Task prompt –
Repeat the data that follows, word for word, without the images.

Material for this task –

+===+

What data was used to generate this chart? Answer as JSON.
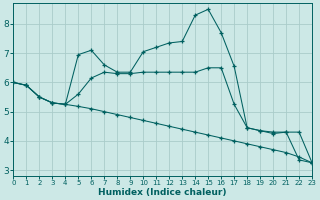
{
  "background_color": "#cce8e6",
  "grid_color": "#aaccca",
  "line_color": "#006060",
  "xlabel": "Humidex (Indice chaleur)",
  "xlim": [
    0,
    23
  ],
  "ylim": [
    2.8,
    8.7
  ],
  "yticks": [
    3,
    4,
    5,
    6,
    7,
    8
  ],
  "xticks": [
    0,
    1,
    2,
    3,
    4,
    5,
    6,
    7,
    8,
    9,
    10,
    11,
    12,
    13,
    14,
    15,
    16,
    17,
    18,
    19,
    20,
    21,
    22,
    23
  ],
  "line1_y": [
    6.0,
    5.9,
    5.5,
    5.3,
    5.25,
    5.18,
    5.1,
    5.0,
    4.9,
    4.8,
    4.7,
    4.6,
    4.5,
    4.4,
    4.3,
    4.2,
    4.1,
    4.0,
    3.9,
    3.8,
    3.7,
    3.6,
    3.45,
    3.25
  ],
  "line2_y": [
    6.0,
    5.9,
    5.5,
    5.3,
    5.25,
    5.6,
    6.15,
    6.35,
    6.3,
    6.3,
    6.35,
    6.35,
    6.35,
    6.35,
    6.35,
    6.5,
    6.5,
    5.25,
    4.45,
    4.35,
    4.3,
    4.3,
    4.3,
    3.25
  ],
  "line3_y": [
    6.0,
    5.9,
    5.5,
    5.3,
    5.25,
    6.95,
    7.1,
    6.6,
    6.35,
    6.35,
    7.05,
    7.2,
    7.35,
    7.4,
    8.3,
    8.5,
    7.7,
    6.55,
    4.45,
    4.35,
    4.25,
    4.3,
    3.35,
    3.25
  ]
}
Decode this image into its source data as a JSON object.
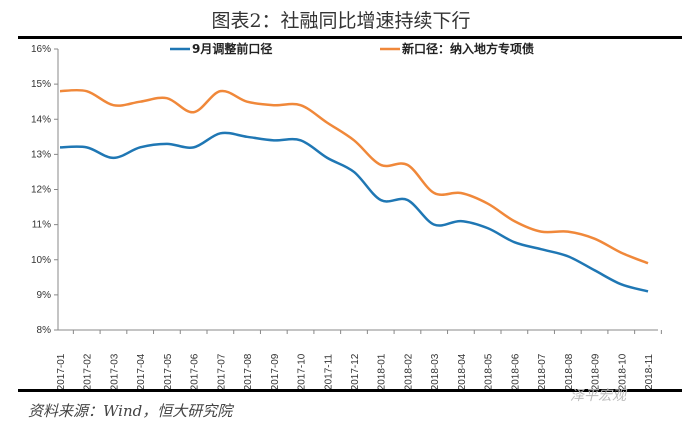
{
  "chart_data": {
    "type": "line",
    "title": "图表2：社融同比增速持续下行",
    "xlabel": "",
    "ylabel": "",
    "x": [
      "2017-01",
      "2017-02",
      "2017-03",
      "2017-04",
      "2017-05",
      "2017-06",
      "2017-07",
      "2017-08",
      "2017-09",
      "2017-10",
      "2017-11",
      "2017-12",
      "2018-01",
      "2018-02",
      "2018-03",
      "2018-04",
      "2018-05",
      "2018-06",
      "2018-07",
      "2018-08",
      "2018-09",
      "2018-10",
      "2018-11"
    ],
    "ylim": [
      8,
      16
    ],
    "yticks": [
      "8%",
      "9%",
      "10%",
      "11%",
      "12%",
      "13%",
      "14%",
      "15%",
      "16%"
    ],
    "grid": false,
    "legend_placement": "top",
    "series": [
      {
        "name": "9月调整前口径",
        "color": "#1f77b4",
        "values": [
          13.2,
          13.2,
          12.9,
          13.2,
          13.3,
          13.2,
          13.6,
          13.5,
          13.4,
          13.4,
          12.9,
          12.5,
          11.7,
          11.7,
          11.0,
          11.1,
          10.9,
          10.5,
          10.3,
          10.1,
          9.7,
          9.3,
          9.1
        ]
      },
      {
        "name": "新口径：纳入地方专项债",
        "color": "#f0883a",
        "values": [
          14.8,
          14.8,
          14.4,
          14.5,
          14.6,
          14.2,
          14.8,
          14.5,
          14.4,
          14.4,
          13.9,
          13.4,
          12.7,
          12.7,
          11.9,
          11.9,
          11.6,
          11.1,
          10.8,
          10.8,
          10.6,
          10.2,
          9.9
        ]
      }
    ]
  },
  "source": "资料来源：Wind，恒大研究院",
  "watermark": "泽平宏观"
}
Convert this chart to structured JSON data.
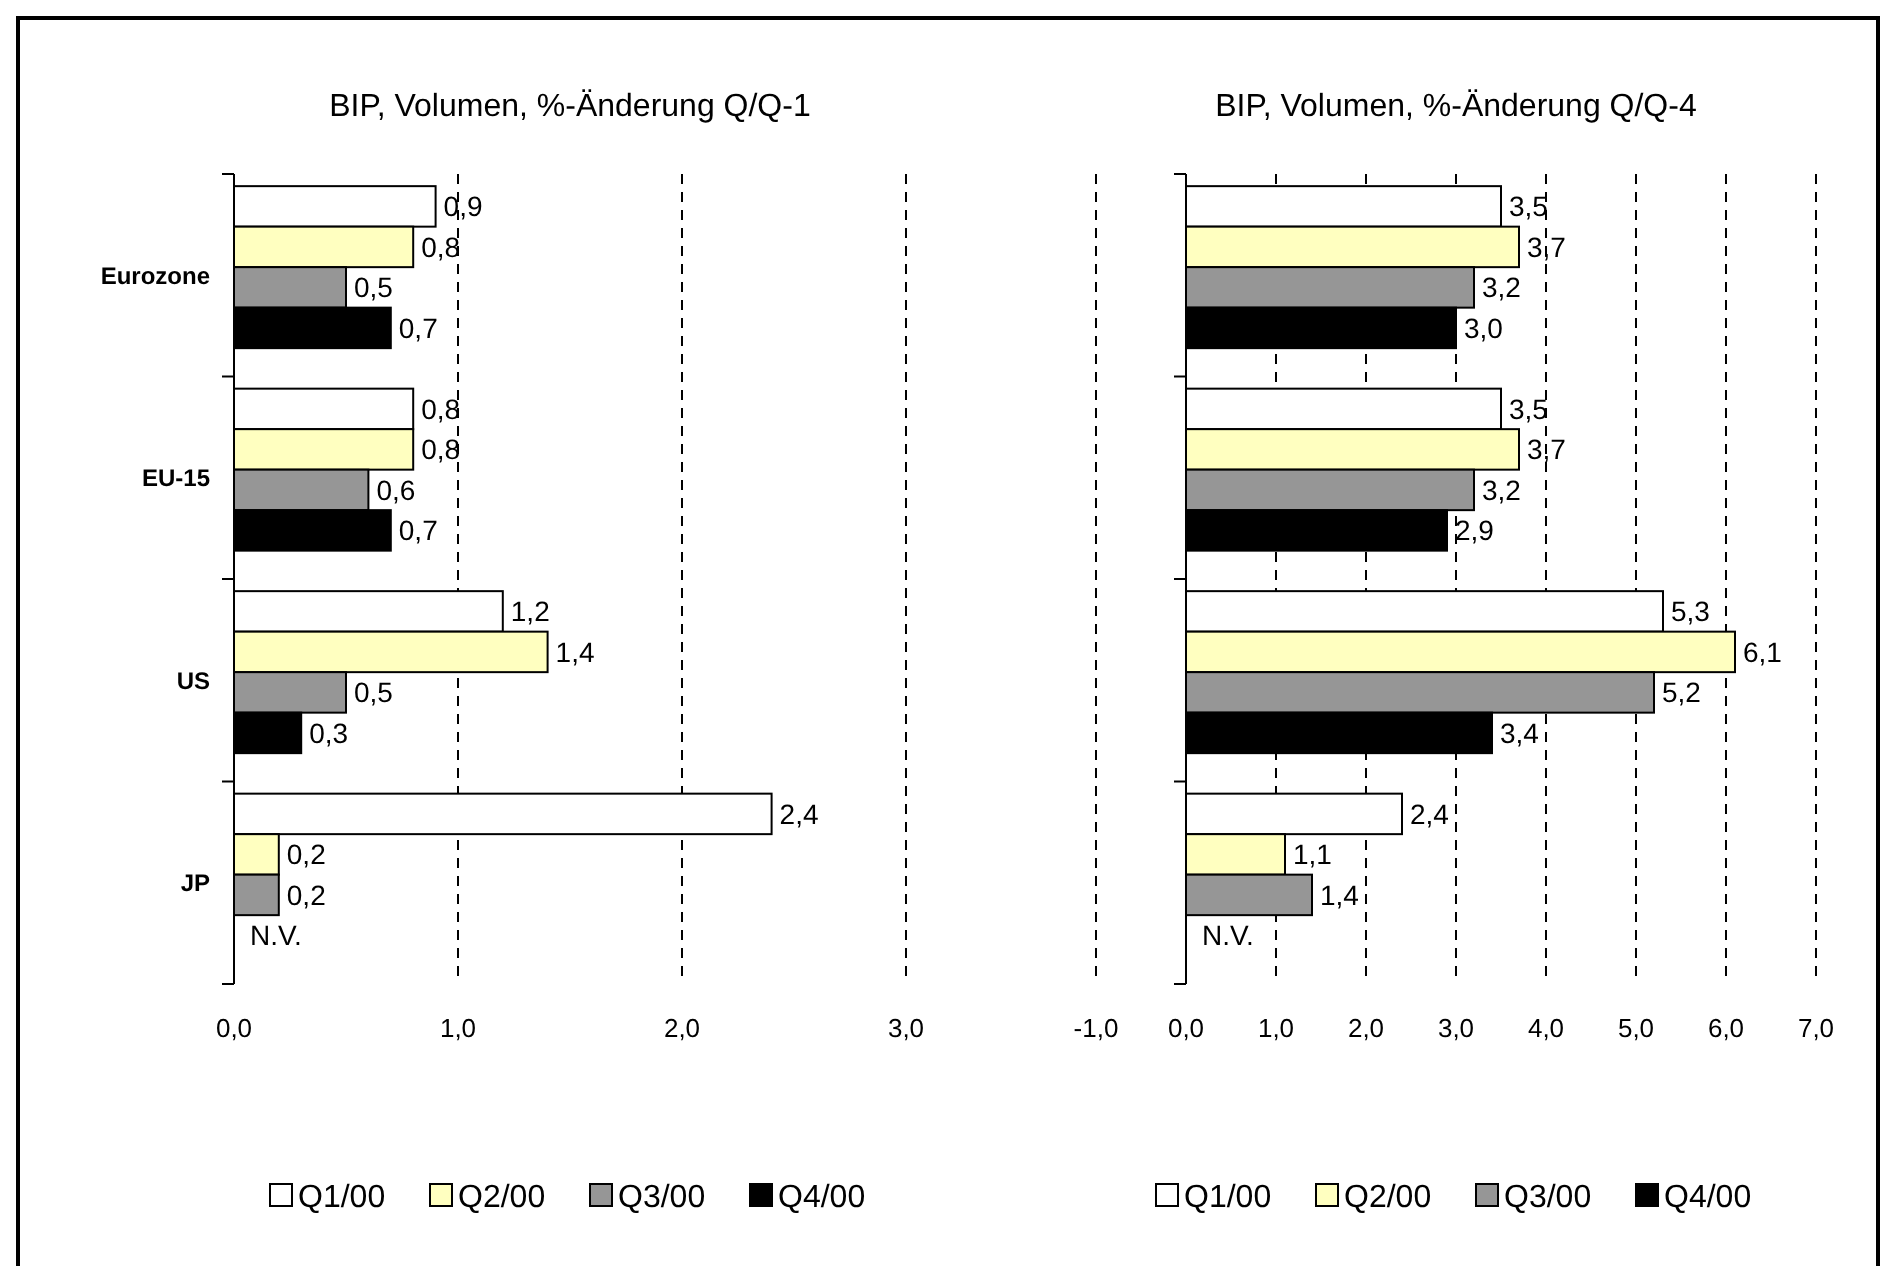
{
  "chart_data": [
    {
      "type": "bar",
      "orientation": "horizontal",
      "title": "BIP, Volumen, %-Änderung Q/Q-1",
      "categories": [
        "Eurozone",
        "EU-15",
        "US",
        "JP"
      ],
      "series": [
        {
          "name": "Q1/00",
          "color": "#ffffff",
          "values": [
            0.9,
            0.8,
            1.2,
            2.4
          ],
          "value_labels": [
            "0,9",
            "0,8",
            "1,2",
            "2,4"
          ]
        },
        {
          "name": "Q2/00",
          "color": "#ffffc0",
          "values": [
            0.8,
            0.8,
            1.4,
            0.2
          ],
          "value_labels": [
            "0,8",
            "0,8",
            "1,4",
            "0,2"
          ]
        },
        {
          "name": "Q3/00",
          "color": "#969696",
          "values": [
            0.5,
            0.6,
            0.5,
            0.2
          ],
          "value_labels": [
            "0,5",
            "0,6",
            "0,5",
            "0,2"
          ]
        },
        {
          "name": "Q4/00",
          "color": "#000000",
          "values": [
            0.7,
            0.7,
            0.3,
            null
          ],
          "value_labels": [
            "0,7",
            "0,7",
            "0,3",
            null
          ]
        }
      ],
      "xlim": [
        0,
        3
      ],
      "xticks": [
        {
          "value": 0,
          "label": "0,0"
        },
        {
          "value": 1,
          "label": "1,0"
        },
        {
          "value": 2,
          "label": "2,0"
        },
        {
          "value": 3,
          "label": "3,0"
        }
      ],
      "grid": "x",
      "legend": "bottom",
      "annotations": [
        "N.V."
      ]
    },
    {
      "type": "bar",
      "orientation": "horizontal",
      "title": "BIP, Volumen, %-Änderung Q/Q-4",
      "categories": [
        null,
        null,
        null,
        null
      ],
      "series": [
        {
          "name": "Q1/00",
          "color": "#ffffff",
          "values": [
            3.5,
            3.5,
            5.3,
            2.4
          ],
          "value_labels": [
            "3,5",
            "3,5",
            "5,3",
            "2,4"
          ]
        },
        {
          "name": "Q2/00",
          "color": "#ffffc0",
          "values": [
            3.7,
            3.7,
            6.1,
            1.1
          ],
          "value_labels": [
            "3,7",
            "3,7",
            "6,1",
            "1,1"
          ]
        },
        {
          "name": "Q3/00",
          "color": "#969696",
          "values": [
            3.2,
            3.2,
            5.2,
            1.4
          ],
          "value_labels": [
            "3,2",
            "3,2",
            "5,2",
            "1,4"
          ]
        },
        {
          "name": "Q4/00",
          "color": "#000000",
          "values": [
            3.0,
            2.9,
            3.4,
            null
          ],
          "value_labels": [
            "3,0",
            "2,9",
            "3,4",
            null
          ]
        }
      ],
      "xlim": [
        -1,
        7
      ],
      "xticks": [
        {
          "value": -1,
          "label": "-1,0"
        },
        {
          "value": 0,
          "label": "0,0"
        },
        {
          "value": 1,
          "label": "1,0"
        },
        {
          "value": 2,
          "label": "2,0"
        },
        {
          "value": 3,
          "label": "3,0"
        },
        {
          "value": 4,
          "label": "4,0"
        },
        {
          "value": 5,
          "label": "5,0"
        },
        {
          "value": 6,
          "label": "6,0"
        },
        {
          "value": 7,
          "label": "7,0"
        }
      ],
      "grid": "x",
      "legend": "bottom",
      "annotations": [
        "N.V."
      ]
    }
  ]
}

+===+

Solution –
What data was used to generate this chart? Answer as JSON.
{
  "background_color": "#cce8e6",
  "grid_color": "#aaccca",
  "line_color": "#006060",
  "xlabel": "Humidex (Indice chaleur)",
  "xlim": [
    0,
    23
  ],
  "ylim": [
    2.8,
    8.7
  ],
  "yticks": [
    3,
    4,
    5,
    6,
    7,
    8
  ],
  "xticks": [
    0,
    1,
    2,
    3,
    4,
    5,
    6,
    7,
    8,
    9,
    10,
    11,
    12,
    13,
    14,
    15,
    16,
    17,
    18,
    19,
    20,
    21,
    22,
    23
  ],
  "line1_y": [
    6.0,
    5.9,
    5.5,
    5.3,
    5.25,
    5.18,
    5.1,
    5.0,
    4.9,
    4.8,
    4.7,
    4.6,
    4.5,
    4.4,
    4.3,
    4.2,
    4.1,
    4.0,
    3.9,
    3.8,
    3.7,
    3.6,
    3.45,
    3.25
  ],
  "line2_y": [
    6.0,
    5.9,
    5.5,
    5.3,
    5.25,
    5.6,
    6.15,
    6.35,
    6.3,
    6.3,
    6.35,
    6.35,
    6.35,
    6.35,
    6.35,
    6.5,
    6.5,
    5.25,
    4.45,
    4.35,
    4.3,
    4.3,
    4.3,
    3.25
  ],
  "line3_y": [
    6.0,
    5.9,
    5.5,
    5.3,
    5.25,
    6.95,
    7.1,
    6.6,
    6.35,
    6.35,
    7.05,
    7.2,
    7.35,
    7.4,
    8.3,
    8.5,
    7.7,
    6.55,
    4.45,
    4.35,
    4.25,
    4.3,
    3.35,
    3.25
  ]
}
Decode this image into its source data as a JSON object.
{
  "chart_data": {
    "type": "line",
    "title": "图表2：社融同比增速持续下行",
    "xlabel": "",
    "ylabel": "",
    "x": [
      "2017-01",
      "2017-02",
      "2017-03",
      "2017-04",
      "2017-05",
      "2017-06",
      "2017-07",
      "2017-08",
      "2017-09",
      "2017-10",
      "2017-11",
      "2017-12",
      "2018-01",
      "2018-02",
      "2018-03",
      "2018-04",
      "2018-05",
      "2018-06",
      "2018-07",
      "2018-08",
      "2018-09",
      "2018-10",
      "2018-11"
    ],
    "ylim": [
      8,
      16
    ],
    "yticks": [
      "8%",
      "9%",
      "10%",
      "11%",
      "12%",
      "13%",
      "14%",
      "15%",
      "16%"
    ],
    "grid": false,
    "legend_placement": "top",
    "series": [
      {
        "name": "9月调整前口径",
        "color": "#1f77b4",
        "values": [
          13.2,
          13.2,
          12.9,
          13.2,
          13.3,
          13.2,
          13.6,
          13.5,
          13.4,
          13.4,
          12.9,
          12.5,
          11.7,
          11.7,
          11.0,
          11.1,
          10.9,
          10.5,
          10.3,
          10.1,
          9.7,
          9.3,
          9.1
        ]
      },
      {
        "name": "新口径：纳入地方专项债",
        "color": "#f0883a",
        "values": [
          14.8,
          14.8,
          14.4,
          14.5,
          14.6,
          14.2,
          14.8,
          14.5,
          14.4,
          14.4,
          13.9,
          13.4,
          12.7,
          12.7,
          11.9,
          11.9,
          11.6,
          11.1,
          10.8,
          10.8,
          10.6,
          10.2,
          9.9
        ]
      }
    ]
  },
  "source": "资料来源：Wind，恒大研究院",
  "watermark": "泽平宏观"
}
Convert this chart to structured JSON data.
{
  "chart_data": [
    {
      "type": "bar",
      "orientation": "horizontal",
      "title": "BIP, Volumen, %-Änderung Q/Q-1",
      "categories": [
        "Eurozone",
        "EU-15",
        "US",
        "JP"
      ],
      "series": [
        {
          "name": "Q1/00",
          "color": "#ffffff",
          "values": [
            0.9,
            0.8,
            1.2,
            2.4
          ],
          "value_labels": [
            "0,9",
            "0,8",
            "1,2",
            "2,4"
          ]
        },
        {
          "name": "Q2/00",
          "color": "#ffffc0",
          "values": [
            0.8,
            0.8,
            1.4,
            0.2
          ],
          "value_labels": [
            "0,8",
            "0,8",
            "1,4",
            "0,2"
          ]
        },
        {
          "name": "Q3/00",
          "color": "#969696",
          "values": [
            0.5,
            0.6,
            0.5,
            0.2
          ],
          "value_labels": [
            "0,5",
            "0,6",
            "0,5",
            "0,2"
          ]
        },
        {
          "name": "Q4/00",
          "color": "#000000",
          "values": [
            0.7,
            0.7,
            0.3,
            null
          ],
          "value_labels": [
            "0,7",
            "0,7",
            "0,3",
            null
          ]
        }
      ],
      "xlim": [
        0,
        3
      ],
      "xticks": [
        {
          "value": 0,
          "label": "0,0"
        },
        {
          "value": 1,
          "label": "1,0"
        },
        {
          "value": 2,
          "label": "2,0"
        },
        {
          "value": 3,
          "label": "3,0"
        }
      ],
      "grid": "x",
      "legend": "bottom",
      "annotations": [
        "N.V."
      ]
    },
    {
      "type": "bar",
      "orientation": "horizontal",
      "title": "BIP, Volumen, %-Änderung Q/Q-4",
      "categories": [
        null,
        null,
        null,
        null
      ],
      "series": [
        {
          "name": "Q1/00",
          "color": "#ffffff",
          "values": [
            3.5,
            3.5,
            5.3,
            2.4
          ],
          "value_labels": [
            "3,5",
            "3,5",
            "5,3",
            "2,4"
          ]
        },
        {
          "name": "Q2/00",
          "color": "#ffffc0",
          "values": [
            3.7,
            3.7,
            6.1,
            1.1
          ],
          "value_labels": [
            "3,7",
            "3,7",
            "6,1",
            "1,1"
          ]
        },
        {
          "name": "Q3/00",
          "color": "#969696",
          "values": [
            3.2,
            3.2,
            5.2,
            1.4
          ],
          "value_labels": [
            "3,2",
            "3,2",
            "5,2",
            "1,4"
          ]
        },
        {
          "name": "Q4/00",
          "color": "#000000",
          "values": [
            3.0,
            2.9,
            3.4,
            null
          ],
          "value_labels": [
            "3,0",
            "2,9",
            "3,4",
            null
          ]
        }
      ],
      "xlim": [
        -1,
        7
      ],
      "xticks": [
        {
          "value": -1,
          "label": "-1,0"
        },
        {
          "value": 0,
          "label": "0,0"
        },
        {
          "value": 1,
          "label": "1,0"
        },
        {
          "value": 2,
          "label": "2,0"
        },
        {
          "value": 3,
          "label": "3,0"
        },
        {
          "value": 4,
          "label": "4,0"
        },
        {
          "value": 5,
          "label": "5,0"
        },
        {
          "value": 6,
          "label": "6,0"
        },
        {
          "value": 7,
          "label": "7,0"
        }
      ],
      "grid": "x",
      "legend": "bottom",
      "annotations": [
        "N.V."
      ]
    }
  ]
}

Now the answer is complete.